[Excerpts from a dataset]

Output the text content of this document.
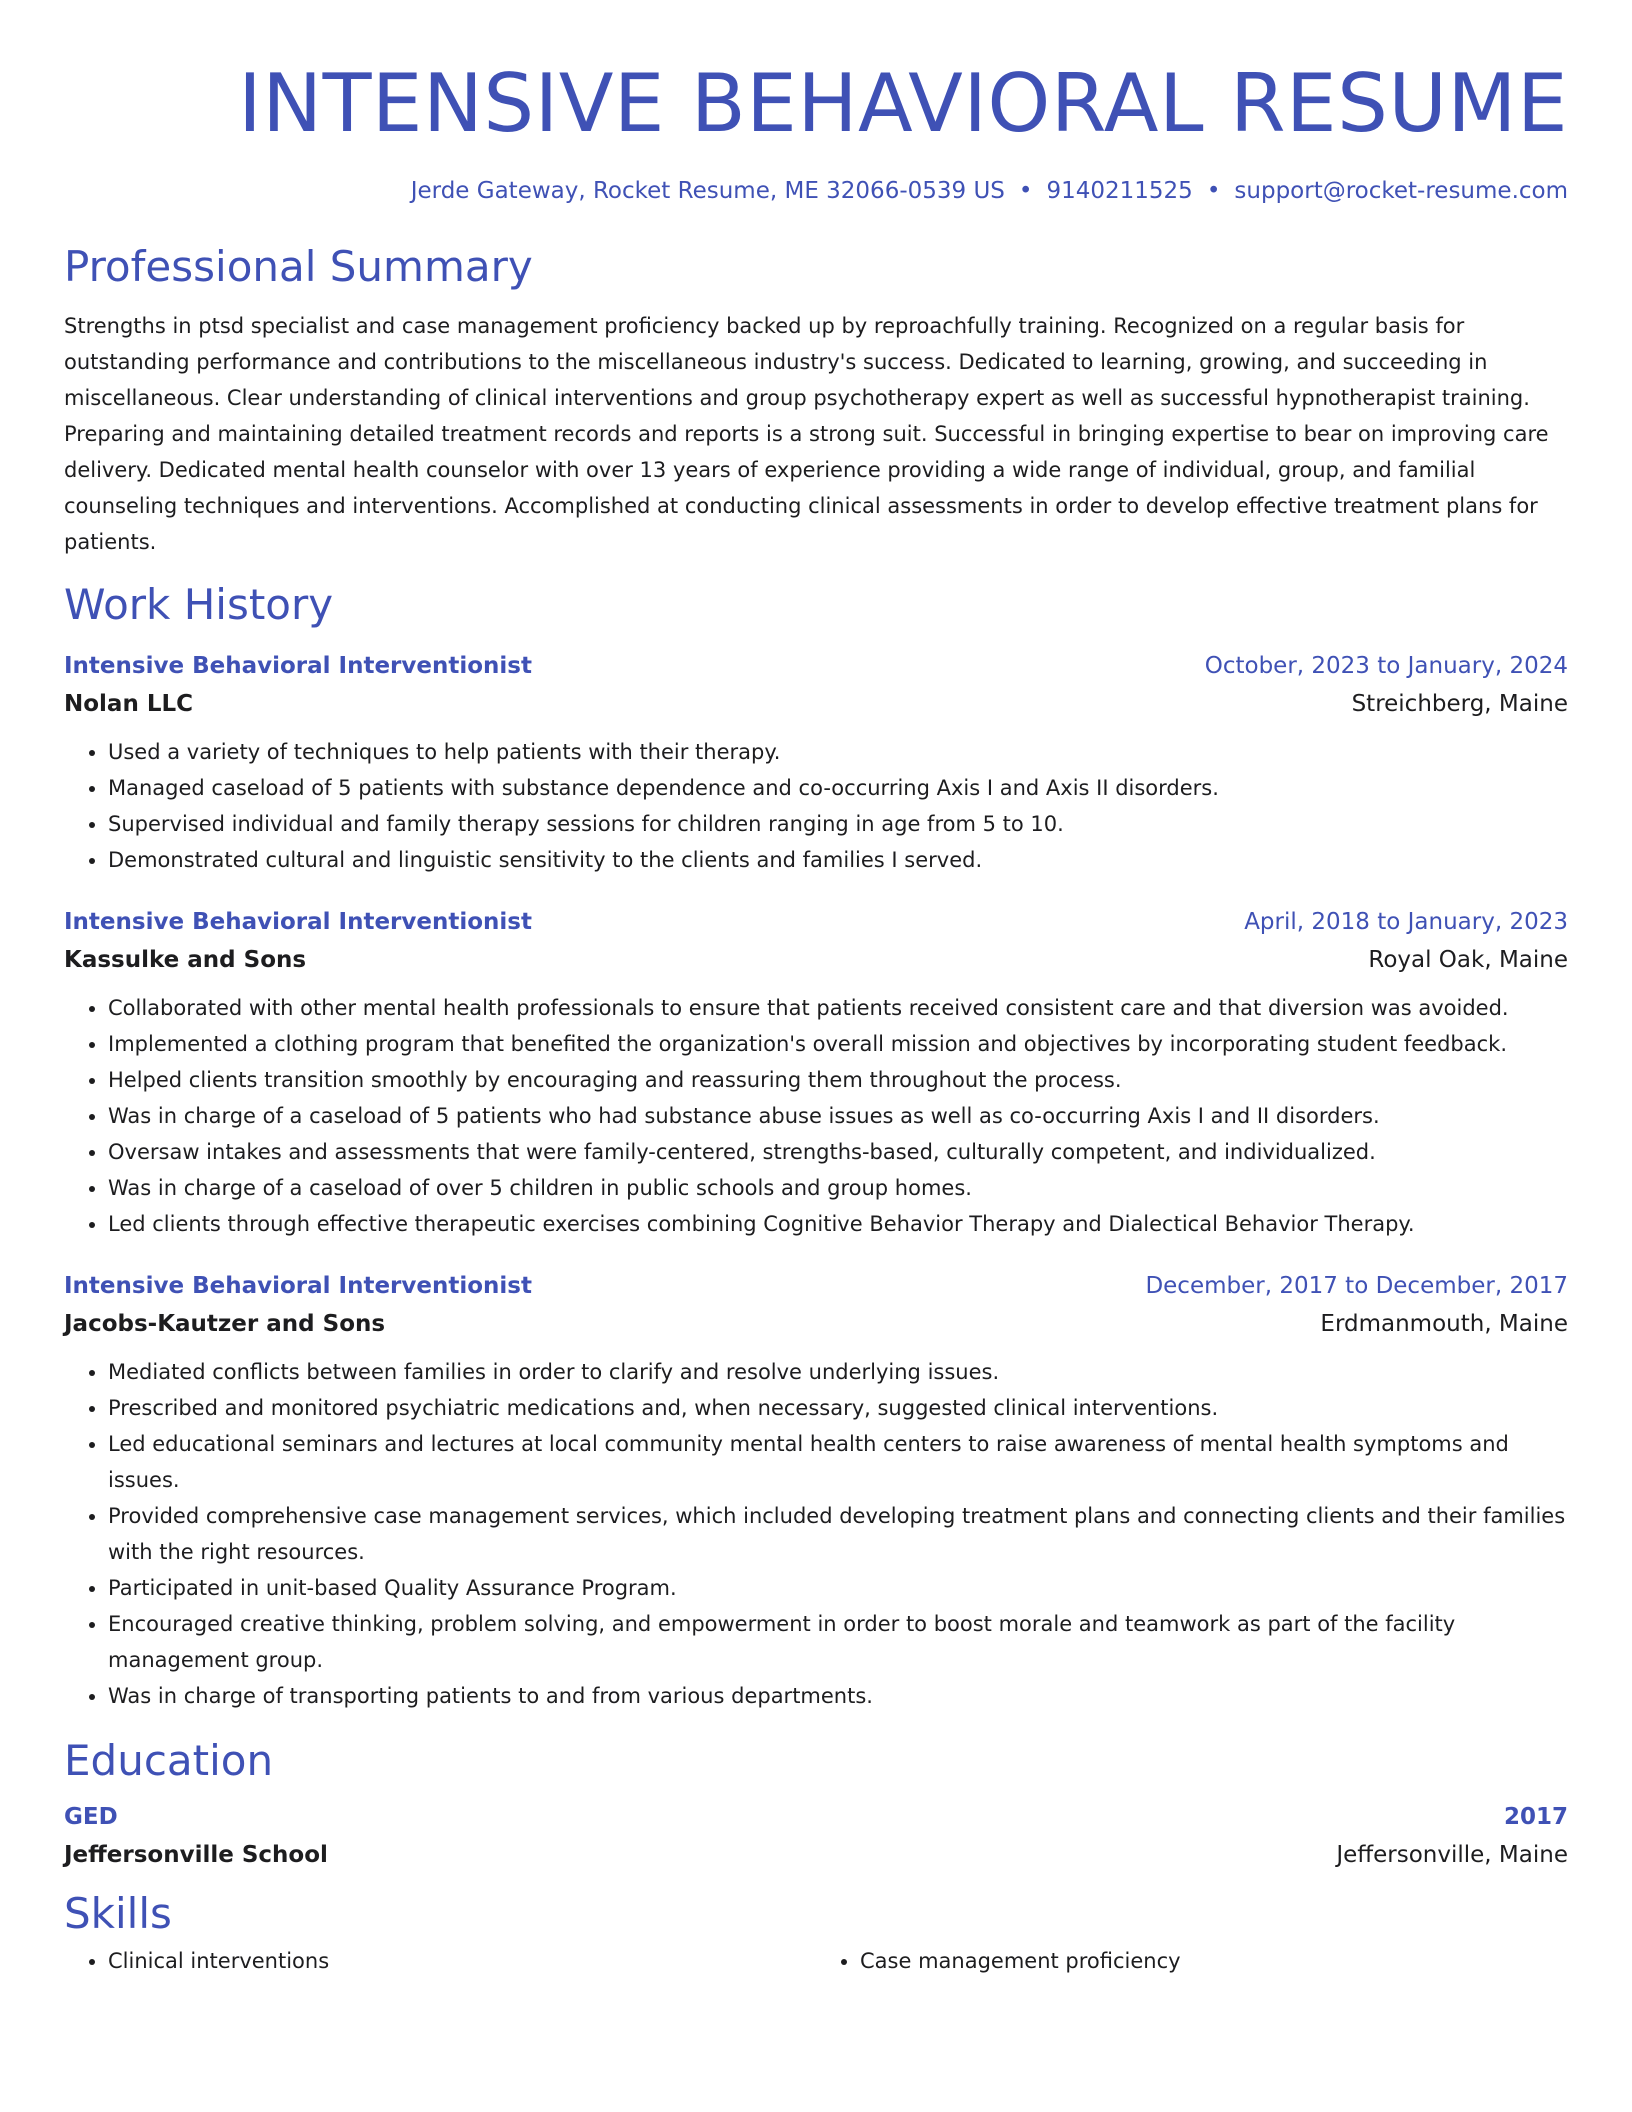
INTENSIVE BEHAVIORAL RESUME
Jerde Gateway, Rocket Resume, ME 32066-0539 US • 9140211525 • support@rocket-resume.com
Professional Summary
Strengths in ptsd specialist and case management proficiency backed up by reproachfully training. Recognized on a regular basis for outstanding performance and contributions to the miscellaneous industry's success. Dedicated to learning, growing, and succeeding in miscellaneous. Clear understanding of clinical interventions and group psychotherapy expert as well as successful hypnotherapist training. Preparing and maintaining detailed treatment records and reports is a strong suit. Successful in bringing expertise to bear on improving care delivery. Dedicated mental health counselor with over 13 years of experience providing a wide range of individual, group, and familial counseling techniques and interventions. Accomplished at conducting clinical assessments in order to develop effective treatment plans for patients.
Work History
Intensive Behavioral Interventionist	October, 2023 to January, 2024
Nolan LLC	Streichberg, Maine
• Used a variety of techniques to help patients with their therapy.
• Managed caseload of 5 patients with substance dependence and co-occurring Axis I and Axis II disorders.
• Supervised individual and family therapy sessions for children ranging in age from 5 to 10.
• Demonstrated cultural and linguistic sensitivity to the clients and families I served.
Intensive Behavioral Interventionist	April, 2018 to January, 2023
Kassulke and Sons	Royal Oak, Maine
• Collaborated with other mental health professionals to ensure that patients received consistent care and that diversion was avoided.
• Implemented a clothing program that benefited the organization's overall mission and objectives by incorporating student feedback.
• Helped clients transition smoothly by encouraging and reassuring them throughout the process.
• Was in charge of a caseload of 5 patients who had substance abuse issues as well as co-occurring Axis I and II disorders.
• Oversaw intakes and assessments that were family-centered, strengths-based, culturally competent, and individualized.
• Was in charge of a caseload of over 5 children in public schools and group homes.
• Led clients through effective therapeutic exercises combining Cognitive Behavior Therapy and Dialectical Behavior Therapy.
Intensive Behavioral Interventionist	December, 2017 to December, 2017
Jacobs-Kautzer and Sons	Erdmanmouth, Maine
• Mediated conflicts between families in order to clarify and resolve underlying issues.
• Prescribed and monitored psychiatric medications and, when necessary, suggested clinical interventions.
• Led educational seminars and lectures at local community mental health centers to raise awareness of mental health symptoms and issues.
• Provided comprehensive case management services, which included developing treatment plans and connecting clients and their families with the right resources.
• Participated in unit-based Quality Assurance Program.
• Encouraged creative thinking, problem solving, and empowerment in order to boost morale and teamwork as part of the facility management group.
• Was in charge of transporting patients to and from various departments.
Education
GED	2017
Jeffersonville School	Jeffersonville, Maine
Skills
• Clinical interventions
•	Case management proficiency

§ Task prompt: Without changing a word, retype the data above and omit its pictures.

§ Exercise response:
Output the text content of this document.
INTENSIVE BEHAVIORAL RESUME
Jerde Gateway, Rocket Resume, ME 32066-0539 US • 9140211525 • support@rocket-resume.com
Professional Summary
Strengths in ptsd specialist and case management proficiency backed up by reproachfully training. Recognized on a regular basis for outstanding performance and contributions to the miscellaneous industry's success. Dedicated to learning, growing, and succeeding in miscellaneous. Clear understanding of clinical interventions and group psychotherapy expert as well as successful hypnotherapist training. Preparing and maintaining detailed treatment records and reports is a strong suit. Successful in bringing expertise to bear on improving care delivery. Dedicated mental health counselor with over 13 years of experience providing a wide range of individual, group, and familial counseling techniques and interventions. Accomplished at conducting clinical assessments in order to develop effective treatment plans for patients.
Work History
Intensive Behavioral Interventionist	October, 2023 to January, 2024
Nolan LLC	Streichberg, Maine
• Used a variety of techniques to help patients with their therapy.
• Managed caseload of 5 patients with substance dependence and co-occurring Axis I and Axis II disorders.
• Supervised individual and family therapy sessions for children ranging in age from 5 to 10.
• Demonstrated cultural and linguistic sensitivity to the clients and families I served.
Intensive Behavioral Interventionist	April, 2018 to January, 2023
Kassulke and Sons	Royal Oak, Maine
• Collaborated with other mental health professionals to ensure that patients received consistent care and that diversion was avoided.
• Implemented a clothing program that benefited the organization's overall mission and objectives by incorporating student feedback.
• Helped clients transition smoothly by encouraging and reassuring them throughout the process.
• Was in charge of a caseload of 5 patients who had substance abuse issues as well as co-occurring Axis I and II disorders.
• Oversaw intakes and assessments that were family-centered, strengths-based, culturally competent, and individualized.
• Was in charge of a caseload of over 5 children in public schools and group homes.
• Led clients through effective therapeutic exercises combining Cognitive Behavior Therapy and Dialectical Behavior Therapy.
Intensive Behavioral Interventionist	December, 2017 to December, 2017
Jacobs-Kautzer and Sons	Erdmanmouth, Maine
• Mediated conflicts between families in order to clarify and resolve underlying issues.
• Prescribed and monitored psychiatric medications and, when necessary, suggested clinical interventions.
• Led educational seminars and lectures at local community mental health centers to raise awareness of mental health symptoms and issues.
• Provided comprehensive case management services, which included developing treatment plans and connecting clients and their families with the right resources.
• Participated in unit-based Quality Assurance Program.
• Encouraged creative thinking, problem solving, and empowerment in order to boost morale and teamwork as part of the facility management group.
• Was in charge of transporting patients to and from various departments.
Education
GED	2017
Jeffersonville School	Jeffersonville, Maine
Skills
• Clinical interventions
•	Case management proficiency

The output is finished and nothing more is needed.